* Testo selezionato
TESTO INTEGRALE CON NOTE E BIBLIOGRAFIA
1. Premessa e contesto – Il recente caso della chiusura dello stabilimento della multinazionale GKN Driveline (di qui: GKN) di Campi Bisenzio (FI) ha messo in evidenza per l’ennesima volta le molteplici questioni che si pongono a fronte di operazioni di delocalizzazione produttiva sia sul piano giuridico, sia sul piano socio-economico.
Quello della GKN è soltanto l’ultimo dei tanti casi di dismissione di siti produttivi a fronte del trasferimento dell’attività, registrati negli ultimi anni su scala nazionale .
In generale, la delocalizzazione può essere configurata come il trasferimento, in tutto o in parte, di un'attività produttiva verso Paesi che offrono maggiori vantaggi competitivi per l'impresa, derivanti da minori costi di manodopera, da una minore regolamentazione del mercato del lavoro nonché da regimi fiscali più favorevoli . Tuttavia, in ragione delle molteplici forme attraverso cui vengono realizzate in concreto tali operazioni, l’elaborazione di una definizione giuridica di delocalizzazione sufficientemente ampia ed elastica risulta complessa .
La delocalizzazione comporta necessariamente una riduzione dei livelli produttivi e occupazionali del sito produttivo che viene totalmente o parzialmente dismesso, con notevole danno al tessuto sociale ed economico locale. Le conseguenze risultano ancor più gravi qualora l’impresa che pone in essere tale operazione abbia beneficiato di contributi pubblici. In tal caso, infatti, agli effetti negativi che di per sé derivano della delocalizzazione si aggiunge la distrazione dell’investimento pubblico che, al contrario, dovrebbe essere diretto al rafforzamento della competitività economica locale e alla creazione di posti di lavoro.

* Esercizio scritto A
In quale località si trovava lo stabilimento della GKN di cui il testo selezionato ricorda la chiusura?

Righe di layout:
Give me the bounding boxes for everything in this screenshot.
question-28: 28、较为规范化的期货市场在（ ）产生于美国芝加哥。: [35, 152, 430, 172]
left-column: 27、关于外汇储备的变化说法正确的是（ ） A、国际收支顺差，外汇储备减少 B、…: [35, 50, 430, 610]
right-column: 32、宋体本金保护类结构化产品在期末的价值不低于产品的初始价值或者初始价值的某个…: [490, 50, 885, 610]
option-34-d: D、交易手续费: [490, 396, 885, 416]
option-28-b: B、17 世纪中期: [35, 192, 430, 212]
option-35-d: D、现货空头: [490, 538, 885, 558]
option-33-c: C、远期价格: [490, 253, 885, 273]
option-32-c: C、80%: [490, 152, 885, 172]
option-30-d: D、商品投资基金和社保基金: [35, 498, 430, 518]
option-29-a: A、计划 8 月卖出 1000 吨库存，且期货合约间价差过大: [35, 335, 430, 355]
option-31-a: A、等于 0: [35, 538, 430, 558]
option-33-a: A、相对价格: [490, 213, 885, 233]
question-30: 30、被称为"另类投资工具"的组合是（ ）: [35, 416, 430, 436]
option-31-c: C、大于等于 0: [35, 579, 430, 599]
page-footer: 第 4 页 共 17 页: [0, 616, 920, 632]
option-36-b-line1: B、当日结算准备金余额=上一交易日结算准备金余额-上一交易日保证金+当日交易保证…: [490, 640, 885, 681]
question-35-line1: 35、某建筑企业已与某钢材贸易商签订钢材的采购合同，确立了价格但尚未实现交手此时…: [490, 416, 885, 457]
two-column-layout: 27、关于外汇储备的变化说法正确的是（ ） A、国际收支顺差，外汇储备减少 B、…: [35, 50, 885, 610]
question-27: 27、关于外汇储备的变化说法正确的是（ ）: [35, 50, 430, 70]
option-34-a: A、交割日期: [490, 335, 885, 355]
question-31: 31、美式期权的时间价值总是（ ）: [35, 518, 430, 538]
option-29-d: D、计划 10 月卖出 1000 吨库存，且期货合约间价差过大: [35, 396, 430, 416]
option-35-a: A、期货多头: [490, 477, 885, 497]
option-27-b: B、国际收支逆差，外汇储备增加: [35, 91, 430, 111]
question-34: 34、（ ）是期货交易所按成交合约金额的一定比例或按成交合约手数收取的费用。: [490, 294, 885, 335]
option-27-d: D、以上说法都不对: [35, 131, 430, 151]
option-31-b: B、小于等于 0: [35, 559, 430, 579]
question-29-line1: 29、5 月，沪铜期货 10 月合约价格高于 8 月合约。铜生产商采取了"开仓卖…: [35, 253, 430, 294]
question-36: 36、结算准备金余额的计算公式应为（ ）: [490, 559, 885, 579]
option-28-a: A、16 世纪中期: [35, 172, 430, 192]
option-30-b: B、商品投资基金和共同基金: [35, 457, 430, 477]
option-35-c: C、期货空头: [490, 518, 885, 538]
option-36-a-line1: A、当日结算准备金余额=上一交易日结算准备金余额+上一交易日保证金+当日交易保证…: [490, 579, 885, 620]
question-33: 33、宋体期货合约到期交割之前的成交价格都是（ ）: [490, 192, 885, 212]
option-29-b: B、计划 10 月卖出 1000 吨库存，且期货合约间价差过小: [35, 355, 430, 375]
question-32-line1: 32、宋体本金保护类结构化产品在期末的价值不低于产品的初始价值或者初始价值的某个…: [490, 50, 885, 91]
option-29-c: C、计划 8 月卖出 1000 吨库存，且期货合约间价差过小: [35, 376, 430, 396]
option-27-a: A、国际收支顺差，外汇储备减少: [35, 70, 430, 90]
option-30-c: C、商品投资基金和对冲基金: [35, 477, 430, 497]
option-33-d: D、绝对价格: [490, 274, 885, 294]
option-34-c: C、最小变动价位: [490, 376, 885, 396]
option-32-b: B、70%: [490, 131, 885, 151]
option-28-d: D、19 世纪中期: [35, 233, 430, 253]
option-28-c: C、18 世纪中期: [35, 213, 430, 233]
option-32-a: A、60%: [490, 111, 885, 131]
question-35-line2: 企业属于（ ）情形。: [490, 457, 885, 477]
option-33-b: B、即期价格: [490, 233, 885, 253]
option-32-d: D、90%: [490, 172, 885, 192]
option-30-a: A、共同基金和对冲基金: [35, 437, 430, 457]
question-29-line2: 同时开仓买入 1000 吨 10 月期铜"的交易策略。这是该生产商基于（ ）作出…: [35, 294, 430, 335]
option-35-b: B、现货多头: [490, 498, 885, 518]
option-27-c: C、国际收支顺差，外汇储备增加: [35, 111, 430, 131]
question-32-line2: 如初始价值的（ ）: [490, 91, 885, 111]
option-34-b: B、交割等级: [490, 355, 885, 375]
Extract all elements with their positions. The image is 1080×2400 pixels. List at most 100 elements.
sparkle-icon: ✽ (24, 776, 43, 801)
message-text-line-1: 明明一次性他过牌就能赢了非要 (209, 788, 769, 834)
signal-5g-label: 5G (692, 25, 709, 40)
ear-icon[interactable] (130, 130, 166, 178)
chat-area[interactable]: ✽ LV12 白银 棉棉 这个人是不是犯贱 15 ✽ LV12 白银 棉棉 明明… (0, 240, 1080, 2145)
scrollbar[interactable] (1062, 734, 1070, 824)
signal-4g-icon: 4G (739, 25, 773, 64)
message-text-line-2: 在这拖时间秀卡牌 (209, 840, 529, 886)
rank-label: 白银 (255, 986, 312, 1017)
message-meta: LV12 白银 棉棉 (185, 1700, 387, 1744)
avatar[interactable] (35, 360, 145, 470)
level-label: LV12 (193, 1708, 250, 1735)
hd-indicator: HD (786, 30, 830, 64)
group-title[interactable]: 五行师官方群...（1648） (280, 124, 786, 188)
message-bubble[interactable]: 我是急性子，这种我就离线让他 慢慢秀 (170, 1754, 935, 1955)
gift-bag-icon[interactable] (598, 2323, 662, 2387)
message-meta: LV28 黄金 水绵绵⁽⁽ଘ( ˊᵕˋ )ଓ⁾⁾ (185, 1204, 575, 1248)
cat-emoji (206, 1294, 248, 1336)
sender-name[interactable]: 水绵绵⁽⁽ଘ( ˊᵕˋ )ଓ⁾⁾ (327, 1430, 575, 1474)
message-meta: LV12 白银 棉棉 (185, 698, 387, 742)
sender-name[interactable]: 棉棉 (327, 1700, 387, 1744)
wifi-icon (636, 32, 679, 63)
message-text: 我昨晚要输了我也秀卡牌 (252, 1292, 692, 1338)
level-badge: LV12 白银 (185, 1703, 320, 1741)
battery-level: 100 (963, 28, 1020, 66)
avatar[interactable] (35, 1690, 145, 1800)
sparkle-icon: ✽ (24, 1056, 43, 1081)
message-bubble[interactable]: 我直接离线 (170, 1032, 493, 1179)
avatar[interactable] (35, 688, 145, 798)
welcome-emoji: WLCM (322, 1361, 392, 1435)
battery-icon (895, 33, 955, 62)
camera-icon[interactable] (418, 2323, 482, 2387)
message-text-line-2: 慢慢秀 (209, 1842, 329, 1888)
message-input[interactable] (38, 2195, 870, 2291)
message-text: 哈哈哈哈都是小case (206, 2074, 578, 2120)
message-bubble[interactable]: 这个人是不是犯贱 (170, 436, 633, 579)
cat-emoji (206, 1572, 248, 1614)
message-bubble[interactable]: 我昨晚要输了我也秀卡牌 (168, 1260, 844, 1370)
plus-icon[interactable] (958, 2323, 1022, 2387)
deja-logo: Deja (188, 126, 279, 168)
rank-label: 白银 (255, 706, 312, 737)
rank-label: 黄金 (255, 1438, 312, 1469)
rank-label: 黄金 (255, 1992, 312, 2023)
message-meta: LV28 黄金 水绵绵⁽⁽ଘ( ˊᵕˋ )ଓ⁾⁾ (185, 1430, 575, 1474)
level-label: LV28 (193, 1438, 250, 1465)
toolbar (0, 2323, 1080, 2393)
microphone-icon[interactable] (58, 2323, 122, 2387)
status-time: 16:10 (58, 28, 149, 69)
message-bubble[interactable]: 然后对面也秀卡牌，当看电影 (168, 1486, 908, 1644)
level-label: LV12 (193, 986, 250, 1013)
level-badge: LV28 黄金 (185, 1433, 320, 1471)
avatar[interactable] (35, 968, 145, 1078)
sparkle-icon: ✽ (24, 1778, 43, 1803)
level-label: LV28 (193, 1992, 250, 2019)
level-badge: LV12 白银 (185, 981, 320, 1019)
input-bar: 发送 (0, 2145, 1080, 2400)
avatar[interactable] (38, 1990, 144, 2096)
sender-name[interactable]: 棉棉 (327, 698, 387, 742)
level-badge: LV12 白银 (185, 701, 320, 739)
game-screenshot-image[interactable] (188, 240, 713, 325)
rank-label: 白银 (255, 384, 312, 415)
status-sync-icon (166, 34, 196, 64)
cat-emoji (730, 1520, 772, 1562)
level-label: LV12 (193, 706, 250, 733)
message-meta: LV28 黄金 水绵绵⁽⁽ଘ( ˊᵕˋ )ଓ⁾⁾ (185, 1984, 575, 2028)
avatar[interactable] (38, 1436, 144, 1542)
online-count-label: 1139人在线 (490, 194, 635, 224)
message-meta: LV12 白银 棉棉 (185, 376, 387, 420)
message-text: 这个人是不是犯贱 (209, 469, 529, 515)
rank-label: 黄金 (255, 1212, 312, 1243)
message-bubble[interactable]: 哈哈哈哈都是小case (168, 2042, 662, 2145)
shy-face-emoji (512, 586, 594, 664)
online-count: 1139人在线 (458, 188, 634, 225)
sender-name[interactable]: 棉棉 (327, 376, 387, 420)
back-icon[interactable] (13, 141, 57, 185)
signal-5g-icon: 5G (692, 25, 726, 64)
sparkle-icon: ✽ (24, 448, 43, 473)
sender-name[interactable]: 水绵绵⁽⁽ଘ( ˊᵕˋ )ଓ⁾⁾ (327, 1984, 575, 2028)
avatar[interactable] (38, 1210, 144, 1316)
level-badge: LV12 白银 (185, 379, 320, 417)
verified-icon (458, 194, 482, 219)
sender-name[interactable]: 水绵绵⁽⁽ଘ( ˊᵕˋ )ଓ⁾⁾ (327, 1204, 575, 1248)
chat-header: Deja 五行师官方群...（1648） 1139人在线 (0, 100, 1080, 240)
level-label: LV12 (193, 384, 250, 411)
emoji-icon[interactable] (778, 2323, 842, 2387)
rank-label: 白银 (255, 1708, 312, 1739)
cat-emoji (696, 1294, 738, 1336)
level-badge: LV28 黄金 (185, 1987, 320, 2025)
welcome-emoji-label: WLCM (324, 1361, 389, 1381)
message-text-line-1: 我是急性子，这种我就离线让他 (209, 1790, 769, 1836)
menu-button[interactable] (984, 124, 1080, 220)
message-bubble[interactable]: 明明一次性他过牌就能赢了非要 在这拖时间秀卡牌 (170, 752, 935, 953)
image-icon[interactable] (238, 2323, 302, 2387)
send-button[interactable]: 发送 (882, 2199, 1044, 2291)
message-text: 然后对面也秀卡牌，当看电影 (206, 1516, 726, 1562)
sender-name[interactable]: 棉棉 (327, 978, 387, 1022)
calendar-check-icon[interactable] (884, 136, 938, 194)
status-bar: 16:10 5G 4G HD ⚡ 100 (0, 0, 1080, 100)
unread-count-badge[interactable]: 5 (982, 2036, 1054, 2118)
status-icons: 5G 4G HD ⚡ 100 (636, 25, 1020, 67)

* Esercizio scritto B
Trascrivi le righe di layout, dalla prima fino alla riga che contiene "50, 885, 91]", con entrambe le estremità incluse.

* Risultato dell'esercizio A
A Campi Bisenzio (FI).

* Risultato dell'esercizio B
Give me the bounding boxes for everything in this screenshot.
question-28: 28、较为规范化的期货市场在（ ）产生于美国芝加哥。: [35, 152, 430, 172]
left-column: 27、关于外汇储备的变化说法正确的是（ ） A、国际收支顺差，外汇储备减少 B、…: [35, 50, 430, 610]
right-column: 32、宋体本金保护类结构化产品在期末的价值不低于产品的初始价值或者初始价值的某个…: [490, 50, 885, 610]
option-34-d: D、交易手续费: [490, 396, 885, 416]
option-28-b: B、17 世纪中期: [35, 192, 430, 212]
option-35-d: D、现货空头: [490, 538, 885, 558]
option-33-c: C、远期价格: [490, 253, 885, 273]
option-32-c: C、80%: [490, 152, 885, 172]
option-30-d: D、商品投资基金和社保基金: [35, 498, 430, 518]
option-29-a: A、计划 8 月卖出 1000 吨库存，且期货合约间价差过大: [35, 335, 430, 355]
option-31-a: A、等于 0: [35, 538, 430, 558]
option-33-a: A、相对价格: [490, 213, 885, 233]
question-30: 30、被称为"另类投资工具"的组合是（ ）: [35, 416, 430, 436]
option-31-c: C、大于等于 0: [35, 579, 430, 599]
page-footer: 第 4 页 共 17 页: [0, 616, 920, 632]
option-36-b-line1: B、当日结算准备金余额=上一交易日结算准备金余额-上一交易日保证金+当日交易保证…: [490, 640, 885, 681]
question-35-line1: 35、某建筑企业已与某钢材贸易商签订钢材的采购合同，确立了价格但尚未实现交手此时…: [490, 416, 885, 457]
two-column-layout: 27、关于外汇储备的变化说法正确的是（ ） A、国际收支顺差，外汇储备减少 B、…: [35, 50, 885, 610]
question-27: 27、关于外汇储备的变化说法正确的是（ ）: [35, 50, 430, 70]
option-34-a: A、交割日期: [490, 335, 885, 355]
question-31: 31、美式期权的时间价值总是（ ）: [35, 518, 430, 538]
option-29-d: D、计划 10 月卖出 1000 吨库存，且期货合约间价差过大: [35, 396, 430, 416]
option-35-a: A、期货多头: [490, 477, 885, 497]
option-27-b: B、国际收支逆差，外汇储备增加: [35, 91, 430, 111]
question-34: 34、（ ）是期货交易所按成交合约金额的一定比例或按成交合约手数收取的费用。: [490, 294, 885, 335]
option-27-d: D、以上说法都不对: [35, 131, 430, 151]
option-31-b: B、小于等于 0: [35, 559, 430, 579]
question-29-line1: 29、5 月，沪铜期货 10 月合约价格高于 8 月合约。铜生产商采取了"开仓卖…: [35, 253, 430, 294]
question-36: 36、结算准备金余额的计算公式应为（ ）: [490, 559, 885, 579]
option-28-a: A、16 世纪中期: [35, 172, 430, 192]
option-30-b: B、商品投资基金和共同基金: [35, 457, 430, 477]
option-35-c: C、期货空头: [490, 518, 885, 538]
option-36-a-line1: A、当日结算准备金余额=上一交易日结算准备金余额+上一交易日保证金+当日交易保证…: [490, 579, 885, 620]
question-33: 33、宋体期货合约到期交割之前的成交价格都是（ ）: [490, 192, 885, 212]
option-29-b: B、计划 10 月卖出 1000 吨库存，且期货合约间价差过小: [35, 355, 430, 375]
question-32-line1: 32、宋体本金保护类结构化产品在期末的价值不低于产品的初始价值或者初始价值的某个…: [490, 50, 885, 91]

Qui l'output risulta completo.